### [Required work]
Reproduce each of the lines word for word.

=== Material for this exercise ===

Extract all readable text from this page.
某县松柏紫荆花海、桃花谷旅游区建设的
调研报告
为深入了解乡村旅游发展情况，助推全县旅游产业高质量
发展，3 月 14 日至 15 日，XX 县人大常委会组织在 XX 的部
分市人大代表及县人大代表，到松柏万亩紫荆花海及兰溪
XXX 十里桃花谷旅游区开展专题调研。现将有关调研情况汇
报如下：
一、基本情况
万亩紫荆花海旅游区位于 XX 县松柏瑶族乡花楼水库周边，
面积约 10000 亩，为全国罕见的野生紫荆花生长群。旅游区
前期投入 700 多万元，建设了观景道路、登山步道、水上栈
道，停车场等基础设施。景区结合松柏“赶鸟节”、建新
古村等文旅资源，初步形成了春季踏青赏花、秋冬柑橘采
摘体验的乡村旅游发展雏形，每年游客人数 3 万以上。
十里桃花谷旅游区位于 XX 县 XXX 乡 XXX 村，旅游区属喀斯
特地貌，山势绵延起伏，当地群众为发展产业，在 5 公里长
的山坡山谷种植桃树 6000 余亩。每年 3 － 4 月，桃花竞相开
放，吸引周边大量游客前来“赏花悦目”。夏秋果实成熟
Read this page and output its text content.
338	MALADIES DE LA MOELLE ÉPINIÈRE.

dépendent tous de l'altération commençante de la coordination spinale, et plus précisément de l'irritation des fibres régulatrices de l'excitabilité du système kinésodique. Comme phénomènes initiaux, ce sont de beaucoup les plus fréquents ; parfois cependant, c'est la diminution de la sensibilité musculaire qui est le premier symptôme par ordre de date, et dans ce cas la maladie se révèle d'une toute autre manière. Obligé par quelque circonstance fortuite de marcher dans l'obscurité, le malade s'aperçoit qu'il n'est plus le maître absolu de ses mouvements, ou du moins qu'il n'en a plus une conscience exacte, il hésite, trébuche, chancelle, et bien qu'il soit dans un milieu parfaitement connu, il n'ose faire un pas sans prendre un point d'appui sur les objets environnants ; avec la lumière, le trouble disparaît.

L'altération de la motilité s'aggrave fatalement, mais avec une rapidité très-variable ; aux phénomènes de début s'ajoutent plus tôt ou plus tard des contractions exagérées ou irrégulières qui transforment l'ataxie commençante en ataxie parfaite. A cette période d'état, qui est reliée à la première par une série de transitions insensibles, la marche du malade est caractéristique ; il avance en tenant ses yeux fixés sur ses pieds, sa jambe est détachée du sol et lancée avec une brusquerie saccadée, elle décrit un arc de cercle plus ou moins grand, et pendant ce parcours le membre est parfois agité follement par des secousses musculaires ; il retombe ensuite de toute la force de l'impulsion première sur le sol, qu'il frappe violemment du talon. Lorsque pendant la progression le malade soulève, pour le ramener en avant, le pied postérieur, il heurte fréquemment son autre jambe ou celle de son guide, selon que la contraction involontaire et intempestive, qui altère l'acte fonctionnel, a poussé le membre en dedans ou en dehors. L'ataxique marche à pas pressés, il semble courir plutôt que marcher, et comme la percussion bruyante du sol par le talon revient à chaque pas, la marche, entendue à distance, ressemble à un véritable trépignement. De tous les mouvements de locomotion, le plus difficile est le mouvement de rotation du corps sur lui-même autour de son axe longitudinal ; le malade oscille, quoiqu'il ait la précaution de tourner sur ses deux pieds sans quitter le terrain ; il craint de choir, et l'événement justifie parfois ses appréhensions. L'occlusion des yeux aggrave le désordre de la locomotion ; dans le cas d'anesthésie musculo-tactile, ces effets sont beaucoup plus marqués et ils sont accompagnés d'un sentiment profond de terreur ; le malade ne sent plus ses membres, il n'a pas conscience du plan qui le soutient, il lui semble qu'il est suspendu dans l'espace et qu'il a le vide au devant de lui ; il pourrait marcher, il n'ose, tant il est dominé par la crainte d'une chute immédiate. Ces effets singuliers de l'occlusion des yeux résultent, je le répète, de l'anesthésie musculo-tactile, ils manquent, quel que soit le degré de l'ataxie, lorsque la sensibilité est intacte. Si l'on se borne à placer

===

### [Solution to this task]
Extract all readable text from this page.
某县松柏紫荆花海、桃花谷旅游区建设的
调研报告
为深入了解乡村旅游发展情况，助推全县旅游产业高质量
发展，3 月 14 日至 15 日，XX 县人大常委会组织在 XX 的部
分市人大代表及县人大代表，到松柏万亩紫荆花海及兰溪
XXX 十里桃花谷旅游区开展专题调研。现将有关调研情况汇
报如下：
一、基本情况
万亩紫荆花海旅游区位于 XX 县松柏瑶族乡花楼水库周边，
面积约 10000 亩，为全国罕见的野生紫荆花生长群。旅游区
前期投入 700 多万元，建设了观景道路、登山步道、水上栈
道，停车场等基础设施。景区结合松柏“赶鸟节”、建新
古村等文旅资源，初步形成了春季踏青赏花、秋冬柑橘采
摘体验的乡村旅游发展雏形，每年游客人数 3 万以上。
十里桃花谷旅游区位于 XX 县 XXX 乡 XXX 村，旅游区属喀斯
特地貌，山势绵延起伏，当地群众为发展产业，在 5 公里长
的山坡山谷种植桃树 6000 余亩。每年 3 － 4 月，桃花竞相开
放，吸引周边大量游客前来“赏花悦目”。夏秋果实成熟
Read this page and output its text content.
338	MALADIES DE LA MOELLE ÉPINIÈRE.

dépendent tous de l'altération commençante de la coordination spinale, et plus précisément de l'irritation des fibres régulatrices de l'excitabilité du système kinésodique. Comme phénomènes initiaux, ce sont de beaucoup les plus fréquents ; parfois cependant, c'est la diminution de la sensibilité musculaire qui est le premier symptôme par ordre de date, et dans ce cas la maladie se révèle d'une toute autre manière. Obligé par quelque circonstance fortuite de marcher dans l'obscurité, le malade s'aperçoit qu'il n'est plus le maître absolu de ses mouvements, ou du moins qu'il n'en a plus une conscience exacte, il hésite, trébuche, chancelle, et bien qu'il soit dans un milieu parfaitement connu, il n'ose faire un pas sans prendre un point d'appui sur les objets environnants ; avec la lumière, le trouble disparaît.

L'altération de la motilité s'aggrave fatalement, mais avec une rapidité très-variable ; aux phénomènes de début s'ajoutent plus tôt ou plus tard des contractions exagérées ou irrégulières qui transforment l'ataxie commençante en ataxie parfaite. A cette période d'état, qui est reliée à la première par une série de transitions insensibles, la marche du malade est caractéristique ; il avance en tenant ses yeux fixés sur ses pieds, sa jambe est détachée du sol et lancée avec une brusquerie saccadée, elle décrit un arc de cercle plus ou moins grand, et pendant ce parcours le membre est parfois agité follement par des secousses musculaires ; il retombe ensuite de toute la force de l'impulsion première sur le sol, qu'il frappe violemment du talon. Lorsque pendant la progression le malade soulève, pour le ramener en avant, le pied postérieur, il heurte fréquemment son autre jambe ou celle de son guide, selon que la contraction involontaire et intempestive, qui altère l'acte fonctionnel, a poussé le membre en dedans ou en dehors. L'ataxique marche à pas pressés, il semble courir plutôt que marcher, et comme la percussion bruyante du sol par le talon revient à chaque pas, la marche, entendue à distance, ressemble à un véritable trépignement. De tous les mouvements de locomotion, le plus difficile est le mouvement de rotation du corps sur lui-même autour de son axe longitudinal ; le malade oscille, quoiqu'il ait la précaution de tourner sur ses deux pieds sans quitter le terrain ; il craint de choir, et l'événement justifie parfois ses appréhensions. L'occlusion des yeux aggrave le désordre de la locomotion ; dans le cas d'anesthésie musculo-tactile, ces effets sont beaucoup plus marqués et ils sont accompagnés d'un sentiment profond de terreur ; le malade ne sent plus ses membres, il n'a pas conscience du plan qui le soutient, il lui semble qu'il est suspendu dans l'espace et qu'il a le vide au devant de lui ; il pourrait marcher, il n'ose, tant il est dominé par la crainte d'une chute immédiate. Ces effets singuliers de l'occlusion des yeux résultent, je le répète, de l'anesthésie musculo-tactile, ils manquent, quel que soit le degré de l'ataxie, lorsque la sensibilité est intacte. Si l'on se borne à placer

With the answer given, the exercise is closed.